Pas de disruption ? Révolution dans les "révolutions industrielles"



Pierre Musso, La religion industrielle. Monastère, manufacture, usine. La généalogie de l'entreprise, Paris, Fayard, 2017, 792 p. index, bibliogr, illustrations.

L'auteur n'y va pas par quatre chemins : la révolution industrielle n'a pas eu lieu, ou, du moins, pas là où on l'attendait, et ce n'était pas une révolution. A l'idée d'une discontinuité radicale s'affirmant au XIXème siècle (machines à vapeur, chemins de fer, bourse, urbanisation, formation d'une classe ouvrière de prolétaires, etc.), Pierre Musso substitue l'idée d'une continuité qui commencerait avec les monastères européens (X-XIIème siècle), se poursuivrait avec les manufactures puis avec les usines et le travail à la chaîne, l'électricité et, enfin - mais c'est une autre histoire - culminerait ou cesserait peut-être avec la désindustrialisation et la numérisation de l'économie.

## LIGNES FOURNIES
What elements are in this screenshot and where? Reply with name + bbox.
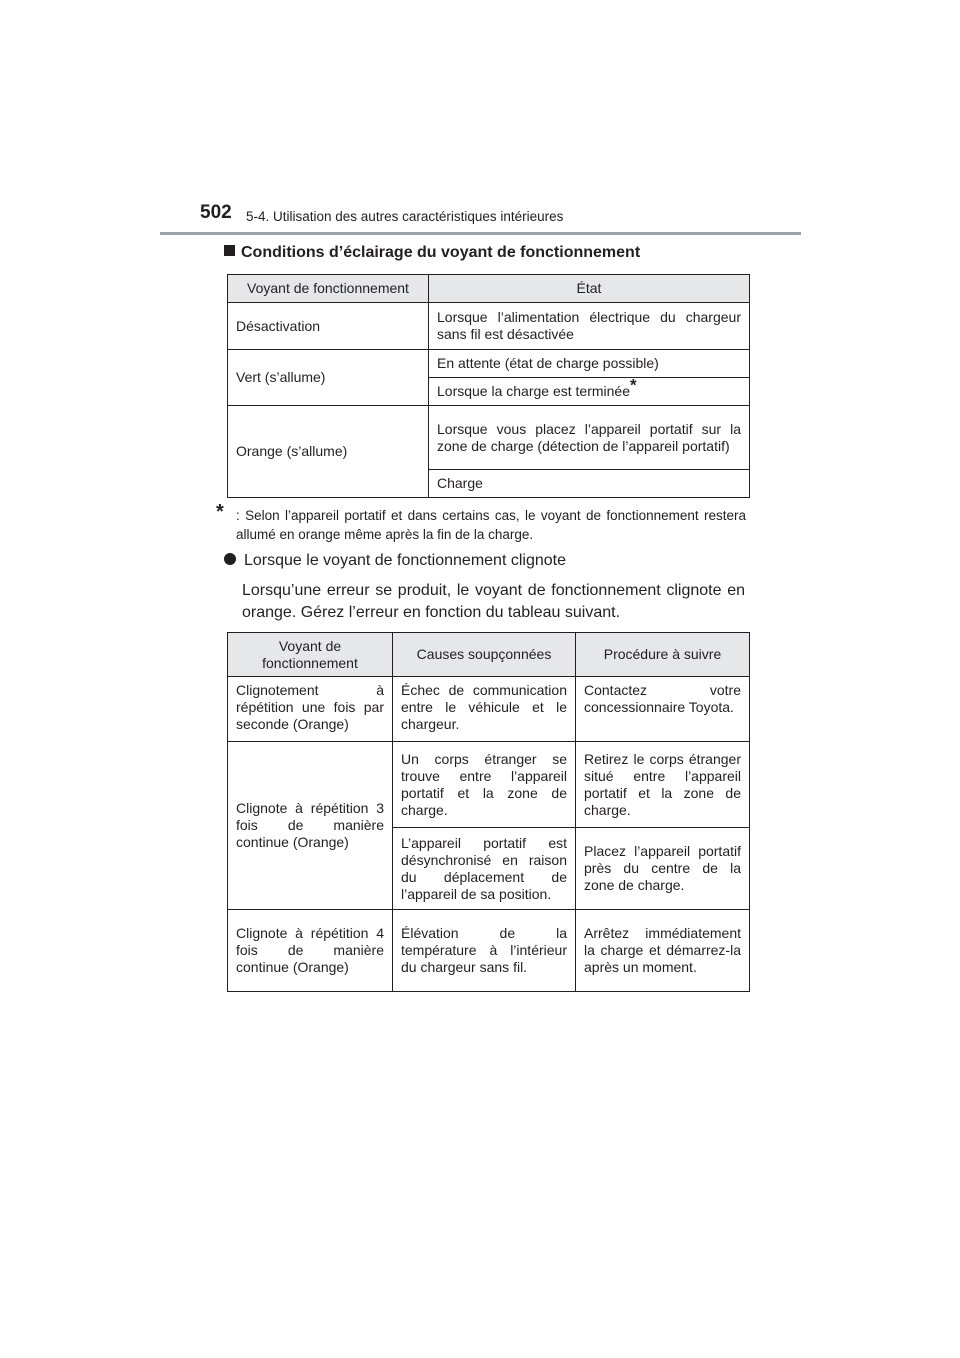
table-cell: Élévation de la température à l’intérieur du chargeur sans fil. [393,910,576,992]
table-cell-text: Lorsque la charge est terminée [437,383,630,399]
table-header-cell: Voyant de fonctionnement [228,275,429,303]
table-row [228,406,750,470]
table-cell: Retirez le corps étranger situé entre l’appareil portatif et la zone de charge. [576,742,750,828]
table-cell: Un corps étranger se trouve entre l’appareil portatif et la zone de charge. [393,742,576,828]
table-header-cell: Procédure à suivre [576,633,750,677]
table-cell: Échec de communication entre le véhicule et le chargeur. [393,677,576,742]
table-row [228,303,750,350]
round-bullet-icon [224,553,236,565]
table-cell: Contactez votre concessionnaire Toyota. [576,677,750,742]
table-cell: L’appareil portatif est désynchronisé en raison du déplacement de l’appareil de sa position. [393,828,576,910]
bullet-heading-text: Lorsque le voyant de fonctionnement clignote [244,552,566,569]
footnote [216,501,746,544]
table-row [228,677,750,742]
table-cell: En attente (état de charge possible) [429,350,750,378]
indicator-lighting-table [227,274,750,498]
indicator-blinking-table [227,632,750,992]
table-header-cell: Causes soupçonnées [393,633,576,677]
table-cell: Orange (s’allume) [228,406,429,498]
footnote-star: * [216,501,224,523]
table-row [228,742,750,828]
section-heading [224,244,640,262]
table-header-row [228,275,750,303]
table-cell: Charge [429,470,750,498]
table-header-cell: Voyant de fonctionnement [228,633,393,677]
bullet-heading [224,552,566,570]
table-cell: Clignote à répétition 4 fois de manière continue (Orange) [228,910,393,992]
table-cell: Clignote à répétition 3 fois de manière continue (Orange) [228,742,393,910]
header-divider [160,232,801,235]
table-cell: Arrêtez immédiatement la charge et démarrez-la après un moment. [576,910,750,992]
table-header-cell: État [429,275,750,303]
table-cell: Désactivation [228,303,429,350]
table-cell: Placez l’appareil portatif près du centre de la zone de charge. [576,828,750,910]
table-row [228,910,750,992]
body-paragraph: Lorsqu’une erreur se produit, le voyant de fonctionnement clignote en orange. Gérez l’erreur en fonction du tableau suivant. [242,582,745,621]
table-header-row [228,633,750,677]
footnote-text: : Selon l’appareil portatif et dans certains cas, le voyant de fonctionnement restera allumé en orange même après la fin de la charge. [236,508,746,542]
page-number: 502 [200,202,232,223]
table-cell: Lorsque vous placez l’appareil portatif sur la zone de charge (détection de l’appareil portatif) [429,406,750,470]
table-cell: Clignotement à répétition une fois par seconde (Orange) [228,677,393,742]
table-cell [429,375,750,406]
square-bullet-icon [224,245,235,256]
table-cell: Lorsque l’alimentation électrique du chargeur sans fil est désactivée [429,303,750,350]
table-row [228,350,750,378]
section-heading-text: Conditions d’éclairage du voyant de fonctionnement [241,244,641,261]
footnote-mark: * [630,375,637,395]
section-title: 5-4. Utilisation des autres caractéristiques intérieures [246,209,564,224]
table-cell: Vert (s’allume) [228,350,429,406]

## ÉNONCÉ 1
Citez fidèlement le passage du texte source qui débute aux mots « Pierre Musso, La » et se termine après « index, bibliogr, illustrations. ».
## ÉNONCÉ 2
Énumérez les marqueurs que le texte source place entre parenthèses pour caractériser la discontinuité radicale du XIXe siècle.

## RÉPONSE ATTENDUE 1
Pierre Musso, La religion industrielle. Monastère, manufacture, usine. La généalogie de l'entreprise, Paris, Fayard, 2017, 792 p. index, bibliogr, illustrations.

## RÉPONSE ATTENDUE 2
- machines à vapeur
- chemins de fer
- bourse
- urbanisation
- formation d'une classe ouvrière de prolétaires